— start of Record list —

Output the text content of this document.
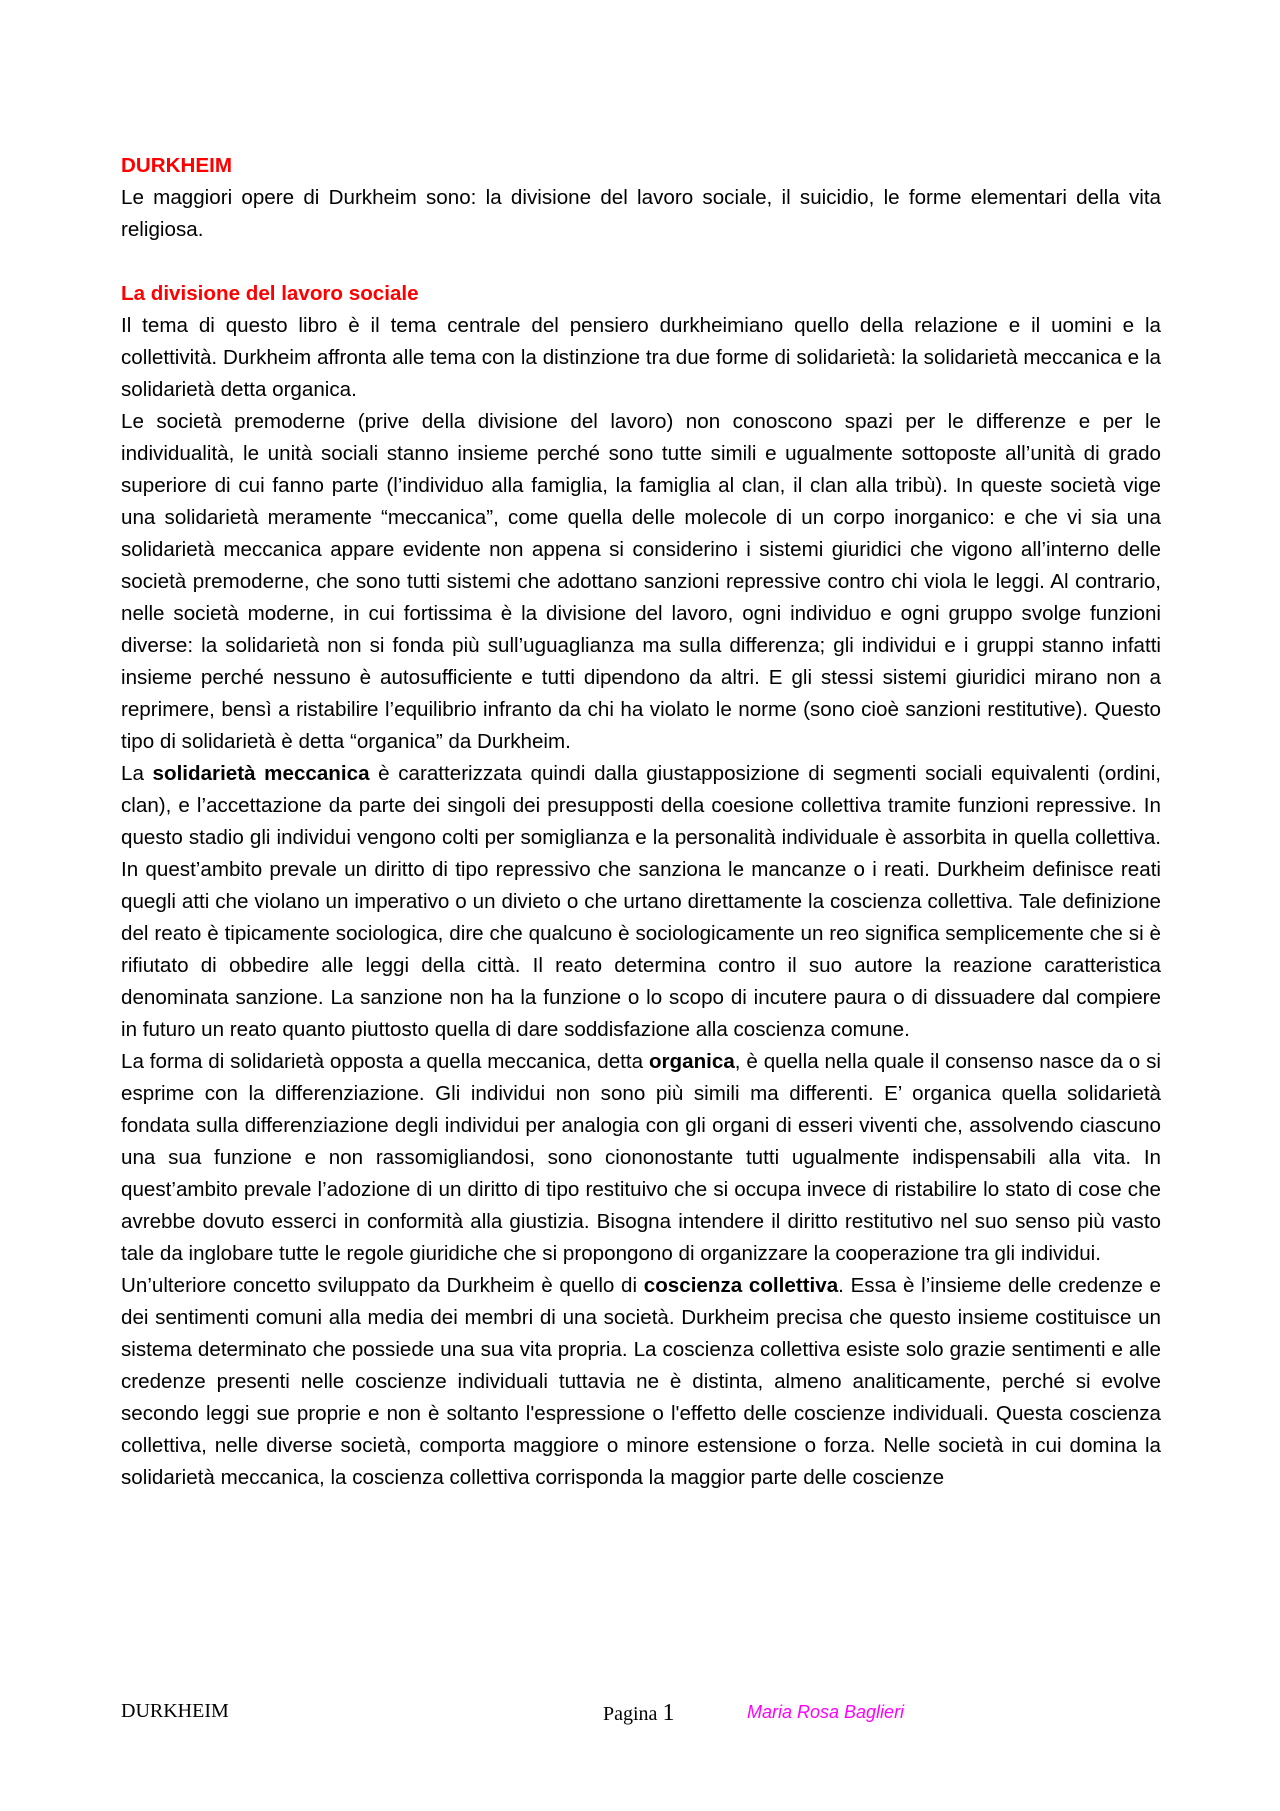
DURKHEIM
Le maggiori opere di Durkheim sono: la divisione del lavoro sociale, il suicidio, le forme elementari della vita religiosa.
La divisione del lavoro sociale
Il tema di questo libro è il tema centrale del pensiero durkheimiano quello della relazione e il uomini e la collettività. Durkheim affronta alle tema con la distinzione tra due forme di solidarietà: la solidarietà meccanica e la solidarietà detta organica.
Le società premoderne (prive della divisione del lavoro) non conoscono spazi per le differenze e per le individualità, le unità sociali stanno insieme perché sono tutte simili e ugualmente sottoposte all’unità di grado superiore di cui fanno parte (l’individuo alla famiglia, la famiglia al clan, il clan alla tribù). In queste società vige una solidarietà meramente “meccanica”, come quella delle molecole di un corpo inorganico: e che vi sia una solidarietà meccanica appare evidente non appena si considerino i sistemi giuridici che vigono all’interno delle società premoderne, che sono tutti sistemi che adottano sanzioni repressive contro chi viola le leggi. Al contrario, nelle società moderne, in cui fortissima è la divisione del lavoro, ogni individuo e ogni gruppo svolge funzioni diverse: la solidarietà non si fonda più sull’uguaglianza ma sulla differenza; gli individui e i gruppi stanno infatti insieme perché nessuno è autosufficiente e tutti dipendono da altri. E gli stessi sistemi giuridici mirano non a reprimere, bensì a ristabilire l’equilibrio infranto da chi ha violato le norme (sono cioè sanzioni restitutive). Questo tipo di solidarietà è detta “organica” da Durkheim.
La solidarietà meccanica è caratterizzata quindi dalla giustapposizione di segmenti sociali equivalenti (ordini, clan), e l’accettazione da parte dei singoli dei presupposti della coesione collettiva tramite funzioni repressive. In questo stadio gli individui vengono colti per somiglianza e la personalità individuale è assorbita in quella collettiva. In quest’ambito prevale un diritto di tipo repressivo che sanziona le mancanze o i reati. Durkheim definisce reati quegli atti che violano un imperativo o un divieto o che urtano direttamente la coscienza collettiva. Tale definizione del reato è tipicamente sociologica, dire che qualcuno è sociologicamente un reo significa semplicemente che si è rifiutato di obbedire alle leggi della città. Il reato determina contro il suo autore la reazione caratteristica denominata sanzione. La sanzione non ha la funzione o lo scopo di incutere paura o di dissuadere dal compiere in futuro un reato quanto piuttosto quella di dare soddisfazione alla coscienza comune.
La forma di solidarietà opposta a quella meccanica, detta organica, è quella nella quale il consenso nasce da o si esprime con la differenziazione. Gli individui non sono più simili ma differenti. E’ organica quella solidarietà fondata sulla differenziazione degli individui per analogia con gli organi di esseri viventi che, assolvendo ciascuno una sua funzione e non rassomigliandosi, sono ciononostante tutti ugualmente indispensabili alla vita. In quest’ambito prevale l’adozione di un diritto di tipo restituivo che si occupa invece di ristabilire lo stato di cose che avrebbe dovuto esserci in conformità alla giustizia. Bisogna intendere il diritto restitutivo nel suo senso più vasto tale da inglobare tutte le regole giuridiche che si propongono di organizzare la cooperazione tra gli individui.
Un’ulteriore concetto sviluppato da Durkheim è quello di coscienza collettiva. Essa è l’insieme delle credenze e dei sentimenti comuni alla media dei membri di una società. Durkheim precisa che questo insieme costituisce un sistema determinato che possiede una sua vita propria. La coscienza collettiva esiste solo grazie sentimenti e alle credenze presenti nelle coscienze individuali tuttavia ne è distinta, almeno analiticamente, perché si evolve secondo leggi sue proprie e non è soltanto l'espressione o l'effetto delle coscienze individuali. Questa coscienza collettiva, nelle diverse società, comporta maggiore o minore estensione o forza. Nelle società in cui domina la solidarietà meccanica, la coscienza collettiva corrisponda la maggior parte delle coscienze
DURKHEIM	Pagina 1	Maria Rosa Baglieri
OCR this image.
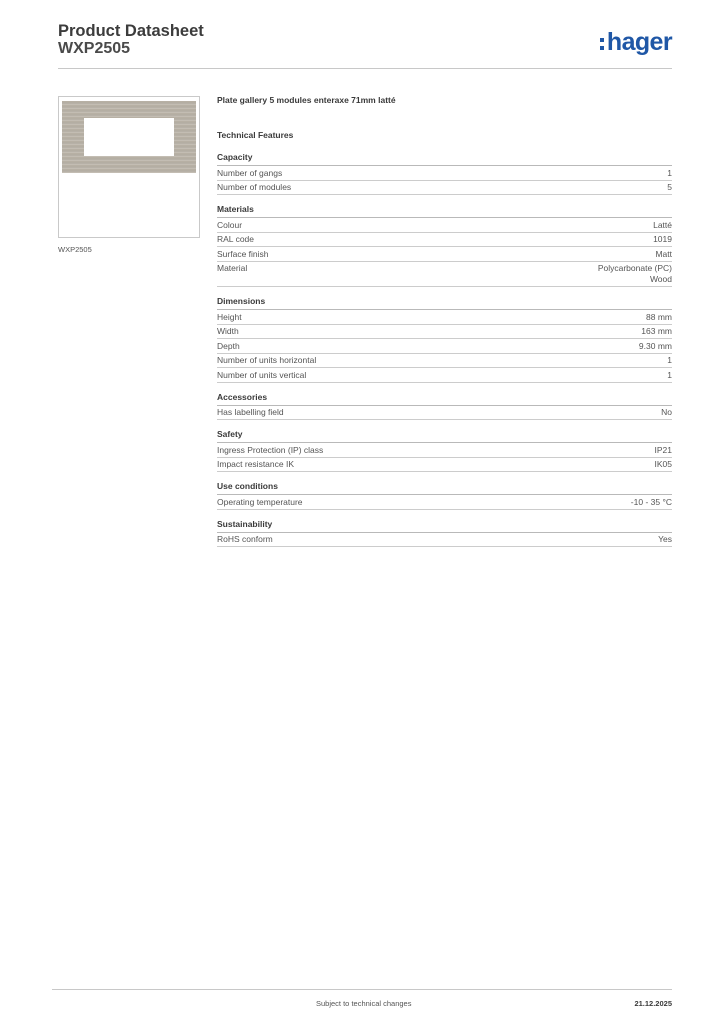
Product Datasheet
WXP2505	hager
WXP2505
Plate gallery 5 modules enteraxe 71mm latté
Technical Features
Capacity
Number of gangs	1
Number of modules	5
Materials
Colour	Latté
RAL code	1019
Surface finish	Matt
Material	Polycarbonate (PC)
Wood
Dimensions
Height	88 mm
Width	163 mm
Depth	9.30 mm
Number of units horizontal	1
Number of units vertical	1
Accessories
Has labelling field	No
Safety
Ingress Protection (IP) class	IP21
Impact resistance IK	IK05
Use conditions
Operating temperature	-10 - 35 °C
Sustainability
RoHS conform	Yes
Subject to technical changes	21.12.2025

— end of Record list —

■ The request ■
How many lines in the data contain the string "quello"? Respond with the number only.

■ In response ■
2